Dataset excerpt

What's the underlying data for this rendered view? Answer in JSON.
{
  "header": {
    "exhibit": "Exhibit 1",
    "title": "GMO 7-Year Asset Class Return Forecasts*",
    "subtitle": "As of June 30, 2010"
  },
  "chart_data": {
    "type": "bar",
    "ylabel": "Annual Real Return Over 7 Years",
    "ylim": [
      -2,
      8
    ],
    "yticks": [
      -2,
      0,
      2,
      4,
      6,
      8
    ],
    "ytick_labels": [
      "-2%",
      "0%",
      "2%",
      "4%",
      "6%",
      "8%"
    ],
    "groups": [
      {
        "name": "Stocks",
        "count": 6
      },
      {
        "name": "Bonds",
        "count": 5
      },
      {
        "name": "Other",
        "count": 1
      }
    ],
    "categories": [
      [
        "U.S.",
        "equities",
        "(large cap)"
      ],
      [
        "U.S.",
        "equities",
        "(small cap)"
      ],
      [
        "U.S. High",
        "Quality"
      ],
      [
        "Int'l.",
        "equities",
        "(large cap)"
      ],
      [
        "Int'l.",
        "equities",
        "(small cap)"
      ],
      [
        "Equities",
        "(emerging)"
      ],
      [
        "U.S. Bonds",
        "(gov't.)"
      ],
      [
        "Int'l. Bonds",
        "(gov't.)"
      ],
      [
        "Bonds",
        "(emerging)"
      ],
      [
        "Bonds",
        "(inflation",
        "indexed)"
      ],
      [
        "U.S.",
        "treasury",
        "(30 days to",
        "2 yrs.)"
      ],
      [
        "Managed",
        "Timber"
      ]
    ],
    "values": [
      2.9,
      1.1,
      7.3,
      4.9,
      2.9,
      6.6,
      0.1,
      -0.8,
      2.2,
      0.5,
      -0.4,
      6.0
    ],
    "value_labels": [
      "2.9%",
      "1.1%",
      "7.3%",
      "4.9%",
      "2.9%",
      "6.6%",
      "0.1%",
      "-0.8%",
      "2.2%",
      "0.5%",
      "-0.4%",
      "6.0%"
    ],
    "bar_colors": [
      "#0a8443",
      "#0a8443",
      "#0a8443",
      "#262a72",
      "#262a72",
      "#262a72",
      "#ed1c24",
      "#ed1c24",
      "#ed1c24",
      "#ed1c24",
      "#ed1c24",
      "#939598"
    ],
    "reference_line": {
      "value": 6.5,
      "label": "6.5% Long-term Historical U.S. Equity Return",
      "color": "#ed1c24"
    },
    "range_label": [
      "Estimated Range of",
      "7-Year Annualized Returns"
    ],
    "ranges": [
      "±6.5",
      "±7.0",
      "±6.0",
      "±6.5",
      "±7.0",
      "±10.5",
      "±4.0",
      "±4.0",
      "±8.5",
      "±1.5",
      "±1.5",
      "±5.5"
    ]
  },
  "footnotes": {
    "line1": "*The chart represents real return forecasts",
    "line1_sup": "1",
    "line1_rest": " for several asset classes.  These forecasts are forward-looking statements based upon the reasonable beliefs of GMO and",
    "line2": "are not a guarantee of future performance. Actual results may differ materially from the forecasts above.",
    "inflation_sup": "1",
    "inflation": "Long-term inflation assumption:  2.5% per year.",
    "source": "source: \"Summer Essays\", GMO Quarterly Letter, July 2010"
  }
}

- Your instructions: Read through the entries and copy every line that includes "Long".

- Result of this exercise:
      "label": "6.5% Long-term Historical U.S. Equity Return",
    "inflation": "Long-term inflation assumption:  2.5% per year.",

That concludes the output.